● **PROBLEM**
Look below and pull out each line with the word "text".

[Records contained in a dataset]
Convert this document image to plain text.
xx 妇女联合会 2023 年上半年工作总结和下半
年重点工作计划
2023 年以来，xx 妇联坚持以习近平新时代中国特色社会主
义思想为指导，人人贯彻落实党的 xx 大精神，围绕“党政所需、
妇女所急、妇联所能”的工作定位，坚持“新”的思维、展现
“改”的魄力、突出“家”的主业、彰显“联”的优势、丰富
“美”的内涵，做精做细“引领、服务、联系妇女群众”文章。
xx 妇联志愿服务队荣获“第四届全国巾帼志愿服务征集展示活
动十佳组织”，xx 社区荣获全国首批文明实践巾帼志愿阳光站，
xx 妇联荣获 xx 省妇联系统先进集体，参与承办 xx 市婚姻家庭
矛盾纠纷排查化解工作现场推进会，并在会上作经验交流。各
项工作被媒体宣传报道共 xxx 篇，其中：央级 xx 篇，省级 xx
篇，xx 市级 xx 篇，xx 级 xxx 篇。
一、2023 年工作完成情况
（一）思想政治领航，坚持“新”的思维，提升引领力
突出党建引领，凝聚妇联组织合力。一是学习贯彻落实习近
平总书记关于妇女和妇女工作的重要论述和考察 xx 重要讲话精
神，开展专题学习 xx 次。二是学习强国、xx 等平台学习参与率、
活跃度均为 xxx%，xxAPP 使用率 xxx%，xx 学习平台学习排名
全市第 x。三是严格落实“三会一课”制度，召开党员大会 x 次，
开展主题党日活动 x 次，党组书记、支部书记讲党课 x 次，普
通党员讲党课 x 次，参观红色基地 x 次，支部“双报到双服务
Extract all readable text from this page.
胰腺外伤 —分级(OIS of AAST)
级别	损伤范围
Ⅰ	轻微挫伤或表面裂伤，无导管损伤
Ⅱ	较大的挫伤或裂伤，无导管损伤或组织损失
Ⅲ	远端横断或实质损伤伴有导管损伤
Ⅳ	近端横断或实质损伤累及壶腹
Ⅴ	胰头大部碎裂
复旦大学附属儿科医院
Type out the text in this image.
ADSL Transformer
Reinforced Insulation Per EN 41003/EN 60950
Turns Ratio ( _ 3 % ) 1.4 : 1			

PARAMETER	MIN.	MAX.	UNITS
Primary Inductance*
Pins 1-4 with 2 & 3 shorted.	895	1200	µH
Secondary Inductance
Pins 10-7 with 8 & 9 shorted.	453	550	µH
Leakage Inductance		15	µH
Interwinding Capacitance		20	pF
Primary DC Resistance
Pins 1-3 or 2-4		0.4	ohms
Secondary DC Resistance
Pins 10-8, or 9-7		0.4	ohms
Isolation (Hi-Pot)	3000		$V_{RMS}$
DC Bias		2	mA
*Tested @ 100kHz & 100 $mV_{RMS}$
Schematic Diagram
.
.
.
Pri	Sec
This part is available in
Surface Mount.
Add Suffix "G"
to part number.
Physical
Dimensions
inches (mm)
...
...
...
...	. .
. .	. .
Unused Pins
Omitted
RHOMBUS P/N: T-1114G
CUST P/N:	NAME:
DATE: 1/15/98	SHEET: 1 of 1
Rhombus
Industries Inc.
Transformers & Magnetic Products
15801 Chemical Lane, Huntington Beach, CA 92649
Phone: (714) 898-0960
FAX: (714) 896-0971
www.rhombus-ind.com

● **ANSWER TO THE EXERCISE**
Convert this document image to plain text.
Extract all readable text from this page.
Type out the text in this image.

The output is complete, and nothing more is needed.